EXERCISE INSTRUCTIONS
Output the material beneath this task exactly, images excluded.

┌─ LISTED ENTRIES

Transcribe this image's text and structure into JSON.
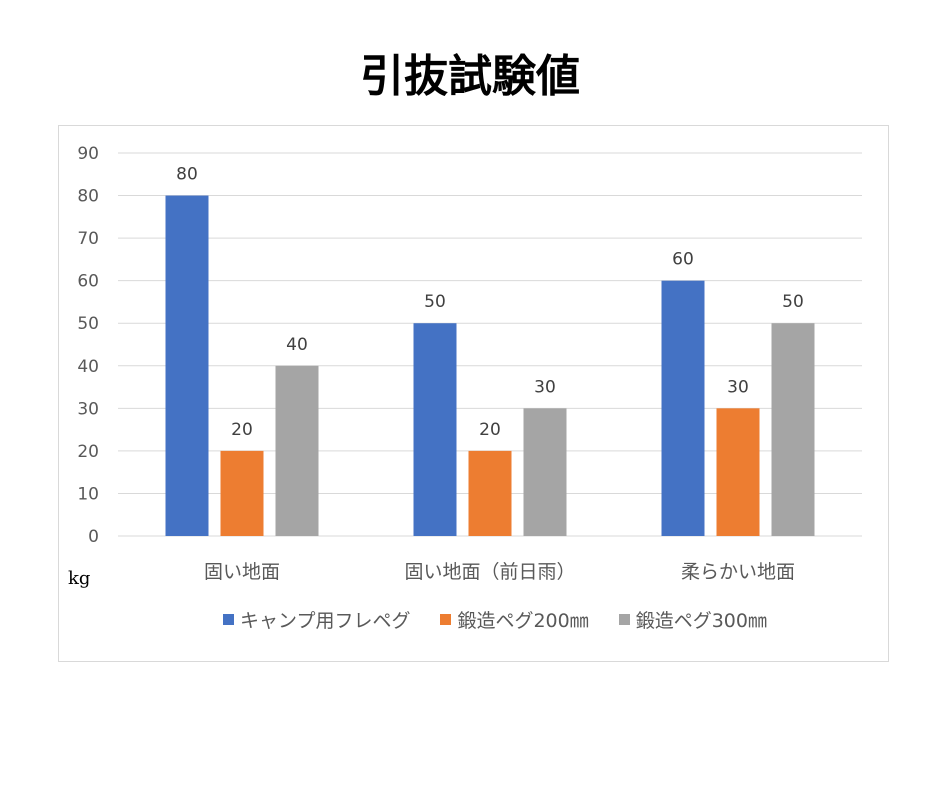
{
  "chart_data": {
    "type": "bar",
    "title": "引抜試験値",
    "ylabel": "kg",
    "xlabel": "",
    "ylim": [
      0,
      90
    ],
    "yticks": [
      0,
      10,
      20,
      30,
      40,
      50,
      60,
      70,
      80,
      90
    ],
    "grid": true,
    "legend_position": "bottom",
    "categories": [
      "固い地面",
      "固い地面（前日雨）",
      "柔らかい地面"
    ],
    "series": [
      {
        "name": "キャンプ用フレペグ",
        "color": "#4472c4",
        "values": [
          80,
          50,
          60
        ]
      },
      {
        "name": "鍛造ペグ200㎜",
        "color": "#ed7d31",
        "values": [
          20,
          20,
          30
        ]
      },
      {
        "name": "鍛造ペグ300㎜",
        "color": "#a5a5a5",
        "values": [
          40,
          30,
          50
        ]
      }
    ]
  }
}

└─

RESPONSE TO THE TASK
Transcribe this image's text and structure into JSON.
{
  "chart_data": {
    "type": "bar",
    "title": "引抜試験値",
    "ylabel": "kg",
    "xlabel": "",
    "ylim": [
      0,
      90
    ],
    "yticks": [
      0,
      10,
      20,
      30,
      40,
      50,
      60,
      70,
      80,
      90
    ],
    "grid": true,
    "legend_position": "bottom",
    "categories": [
      "固い地面",
      "固い地面（前日雨）",
      "柔らかい地面"
    ],
    "series": [
      {
        "name": "キャンプ用フレペグ",
        "color": "#4472c4",
        "values": [
          80,
          50,
          60
        ]
      },
      {
        "name": "鍛造ペグ200㎜",
        "color": "#ed7d31",
        "values": [
          20,
          20,
          30
        ]
      },
      {
        "name": "鍛造ペグ300㎜",
        "color": "#a5a5a5",
        "values": [
          40,
          30,
          50
        ]
      }
    ]
  }
}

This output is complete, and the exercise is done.